Reproduce the records below exactly as given.

-- start of Items --

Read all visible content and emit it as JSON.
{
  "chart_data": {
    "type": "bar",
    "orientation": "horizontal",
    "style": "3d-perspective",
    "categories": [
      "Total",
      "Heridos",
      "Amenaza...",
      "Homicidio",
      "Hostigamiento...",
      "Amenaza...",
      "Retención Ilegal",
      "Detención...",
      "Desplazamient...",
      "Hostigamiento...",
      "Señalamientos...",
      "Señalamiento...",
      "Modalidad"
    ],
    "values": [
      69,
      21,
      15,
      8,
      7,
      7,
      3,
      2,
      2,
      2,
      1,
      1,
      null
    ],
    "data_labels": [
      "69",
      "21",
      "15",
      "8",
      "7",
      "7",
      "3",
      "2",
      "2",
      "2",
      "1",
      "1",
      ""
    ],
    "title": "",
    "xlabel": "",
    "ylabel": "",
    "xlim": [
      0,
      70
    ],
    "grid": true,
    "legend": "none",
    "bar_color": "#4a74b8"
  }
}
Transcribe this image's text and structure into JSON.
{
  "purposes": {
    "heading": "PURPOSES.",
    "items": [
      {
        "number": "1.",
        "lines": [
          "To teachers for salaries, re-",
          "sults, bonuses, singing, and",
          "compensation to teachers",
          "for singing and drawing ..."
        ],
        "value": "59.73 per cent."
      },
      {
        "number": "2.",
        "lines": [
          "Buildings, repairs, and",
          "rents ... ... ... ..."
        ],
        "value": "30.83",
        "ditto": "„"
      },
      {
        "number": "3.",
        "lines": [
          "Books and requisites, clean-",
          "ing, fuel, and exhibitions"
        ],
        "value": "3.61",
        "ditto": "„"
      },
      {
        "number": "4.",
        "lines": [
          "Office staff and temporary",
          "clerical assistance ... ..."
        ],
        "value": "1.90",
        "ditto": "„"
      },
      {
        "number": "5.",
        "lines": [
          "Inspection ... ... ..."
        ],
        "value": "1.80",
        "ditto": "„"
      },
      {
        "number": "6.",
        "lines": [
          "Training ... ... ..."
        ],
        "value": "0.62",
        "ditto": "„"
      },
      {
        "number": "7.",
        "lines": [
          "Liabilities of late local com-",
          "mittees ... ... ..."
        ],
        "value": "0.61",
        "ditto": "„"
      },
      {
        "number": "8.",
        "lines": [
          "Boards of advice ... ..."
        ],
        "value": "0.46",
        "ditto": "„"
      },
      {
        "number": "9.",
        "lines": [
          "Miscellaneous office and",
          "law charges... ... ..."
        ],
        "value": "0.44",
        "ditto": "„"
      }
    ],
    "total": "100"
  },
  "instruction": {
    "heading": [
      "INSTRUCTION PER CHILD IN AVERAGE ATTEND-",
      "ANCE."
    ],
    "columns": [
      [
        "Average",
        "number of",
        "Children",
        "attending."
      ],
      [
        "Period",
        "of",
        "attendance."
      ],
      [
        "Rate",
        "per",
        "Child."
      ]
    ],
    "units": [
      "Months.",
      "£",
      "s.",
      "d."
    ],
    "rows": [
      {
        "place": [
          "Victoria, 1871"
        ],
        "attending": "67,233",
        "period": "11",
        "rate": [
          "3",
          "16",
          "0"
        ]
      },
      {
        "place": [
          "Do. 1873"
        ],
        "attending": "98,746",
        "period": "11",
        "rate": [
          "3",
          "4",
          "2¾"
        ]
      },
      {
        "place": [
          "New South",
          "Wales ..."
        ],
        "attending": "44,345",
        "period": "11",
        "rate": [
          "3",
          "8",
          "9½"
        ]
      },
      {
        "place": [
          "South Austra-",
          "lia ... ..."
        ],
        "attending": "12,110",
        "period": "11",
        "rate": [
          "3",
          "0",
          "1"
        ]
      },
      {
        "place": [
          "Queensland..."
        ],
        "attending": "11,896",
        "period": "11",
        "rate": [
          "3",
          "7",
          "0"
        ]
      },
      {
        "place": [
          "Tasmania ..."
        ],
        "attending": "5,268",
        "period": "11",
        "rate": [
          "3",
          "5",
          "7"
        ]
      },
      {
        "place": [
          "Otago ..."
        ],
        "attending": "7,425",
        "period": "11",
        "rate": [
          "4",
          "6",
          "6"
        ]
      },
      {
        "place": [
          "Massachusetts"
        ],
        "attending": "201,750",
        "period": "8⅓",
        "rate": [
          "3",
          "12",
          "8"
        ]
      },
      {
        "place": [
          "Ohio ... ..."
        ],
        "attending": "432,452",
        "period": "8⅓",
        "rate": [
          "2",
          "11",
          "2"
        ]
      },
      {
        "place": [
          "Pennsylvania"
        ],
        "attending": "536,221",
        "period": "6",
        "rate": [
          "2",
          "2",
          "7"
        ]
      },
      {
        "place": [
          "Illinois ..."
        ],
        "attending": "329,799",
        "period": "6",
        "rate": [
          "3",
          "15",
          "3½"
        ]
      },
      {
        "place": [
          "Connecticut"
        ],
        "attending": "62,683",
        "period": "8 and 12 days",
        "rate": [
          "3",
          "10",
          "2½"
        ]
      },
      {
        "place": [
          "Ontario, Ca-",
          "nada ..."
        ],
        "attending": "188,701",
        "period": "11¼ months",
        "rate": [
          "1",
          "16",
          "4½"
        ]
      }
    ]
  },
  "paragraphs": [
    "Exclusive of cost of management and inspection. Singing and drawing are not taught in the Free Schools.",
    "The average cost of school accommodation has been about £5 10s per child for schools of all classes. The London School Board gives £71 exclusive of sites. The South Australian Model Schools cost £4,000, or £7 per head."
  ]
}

-- end of Items --

[Answer in full]
Read all visible content and emit it as JSON.
{
  "chart_data": {
    "type": "bar",
    "orientation": "horizontal",
    "style": "3d-perspective",
    "categories": [
      "Total",
      "Heridos",
      "Amenaza...",
      "Homicidio",
      "Hostigamiento...",
      "Amenaza...",
      "Retención Ilegal",
      "Detención...",
      "Desplazamient...",
      "Hostigamiento...",
      "Señalamientos...",
      "Señalamiento...",
      "Modalidad"
    ],
    "values": [
      69,
      21,
      15,
      8,
      7,
      7,
      3,
      2,
      2,
      2,
      1,
      1,
      null
    ],
    "data_labels": [
      "69",
      "21",
      "15",
      "8",
      "7",
      "7",
      "3",
      "2",
      "2",
      "2",
      "1",
      "1",
      ""
    ],
    "title": "",
    "xlabel": "",
    "ylabel": "",
    "xlim": [
      0,
      70
    ],
    "grid": true,
    "legend": "none",
    "bar_color": "#4a74b8"
  }
}
Transcribe this image's text and structure into JSON.
{
  "purposes": {
    "heading": "PURPOSES.",
    "items": [
      {
        "number": "1.",
        "lines": [
          "To teachers for salaries, re-",
          "sults, bonuses, singing, and",
          "compensation to teachers",
          "for singing and drawing ..."
        ],
        "value": "59.73 per cent."
      },
      {
        "number": "2.",
        "lines": [
          "Buildings, repairs, and",
          "rents ... ... ... ..."
        ],
        "value": "30.83",
        "ditto": "„"
      },
      {
        "number": "3.",
        "lines": [
          "Books and requisites, clean-",
          "ing, fuel, and exhibitions"
        ],
        "value": "3.61",
        "ditto": "„"
      },
      {
        "number": "4.",
        "lines": [
          "Office staff and temporary",
          "clerical assistance ... ..."
        ],
        "value": "1.90",
        "ditto": "„"
      },
      {
        "number": "5.",
        "lines": [
          "Inspection ... ... ..."
        ],
        "value": "1.80",
        "ditto": "„"
      },
      {
        "number": "6.",
        "lines": [
          "Training ... ... ..."
        ],
        "value": "0.62",
        "ditto": "„"
      },
      {
        "number": "7.",
        "lines": [
          "Liabilities of late local com-",
          "mittees ... ... ..."
        ],
        "value": "0.61",
        "ditto": "„"
      },
      {
        "number": "8.",
        "lines": [
          "Boards of advice ... ..."
        ],
        "value": "0.46",
        "ditto": "„"
      },
      {
        "number": "9.",
        "lines": [
          "Miscellaneous office and",
          "law charges... ... ..."
        ],
        "value": "0.44",
        "ditto": "„"
      }
    ],
    "total": "100"
  },
  "instruction": {
    "heading": [
      "INSTRUCTION PER CHILD IN AVERAGE ATTEND-",
      "ANCE."
    ],
    "columns": [
      [
        "Average",
        "number of",
        "Children",
        "attending."
      ],
      [
        "Period",
        "of",
        "attendance."
      ],
      [
        "Rate",
        "per",
        "Child."
      ]
    ],
    "units": [
      "Months.",
      "£",
      "s.",
      "d."
    ],
    "rows": [
      {
        "place": [
          "Victoria, 1871"
        ],
        "attending": "67,233",
        "period": "11",
        "rate": [
          "3",
          "16",
          "0"
        ]
      },
      {
        "place": [
          "Do. 1873"
        ],
        "attending": "98,746",
        "period": "11",
        "rate": [
          "3",
          "4",
          "2¾"
        ]
      },
      {
        "place": [
          "New South",
          "Wales ..."
        ],
        "attending": "44,345",
        "period": "11",
        "rate": [
          "3",
          "8",
          "9½"
        ]
      },
      {
        "place": [
          "South Austra-",
          "lia ... ..."
        ],
        "attending": "12,110",
        "period": "11",
        "rate": [
          "3",
          "0",
          "1"
        ]
      },
      {
        "place": [
          "Queensland..."
        ],
        "attending": "11,896",
        "period": "11",
        "rate": [
          "3",
          "7",
          "0"
        ]
      },
      {
        "place": [
          "Tasmania ..."
        ],
        "attending": "5,268",
        "period": "11",
        "rate": [
          "3",
          "5",
          "7"
        ]
      },
      {
        "place": [
          "Otago ..."
        ],
        "attending": "7,425",
        "period": "11",
        "rate": [
          "4",
          "6",
          "6"
        ]
      },
      {
        "place": [
          "Massachusetts"
        ],
        "attending": "201,750",
        "period": "8⅓",
        "rate": [
          "3",
          "12",
          "8"
        ]
      },
      {
        "place": [
          "Ohio ... ..."
        ],
        "attending": "432,452",
        "period": "8⅓",
        "rate": [
          "2",
          "11",
          "2"
        ]
      },
      {
        "place": [
          "Pennsylvania"
        ],
        "attending": "536,221",
        "period": "6",
        "rate": [
          "2",
          "2",
          "7"
        ]
      },
      {
        "place": [
          "Illinois ..."
        ],
        "attending": "329,799",
        "period": "6",
        "rate": [
          "3",
          "15",
          "3½"
        ]
      },
      {
        "place": [
          "Connecticut"
        ],
        "attending": "62,683",
        "period": "8 and 12 days",
        "rate": [
          "3",
          "10",
          "2½"
        ]
      },
      {
        "place": [
          "Ontario, Ca-",
          "nada ..."
        ],
        "attending": "188,701",
        "period": "11¼ months",
        "rate": [
          "1",
          "16",
          "4½"
        ]
      }
    ]
  },
  "paragraphs": [
    "Exclusive of cost of management and inspection. Singing and drawing are not taught in the Free Schools.",
    "The average cost of school accommodation has been about £5 10s per child for schools of all classes. The London School Board gives £71 exclusive of sites. The South Australian Model Schools cost £4,000, or £7 per head."
  ]
}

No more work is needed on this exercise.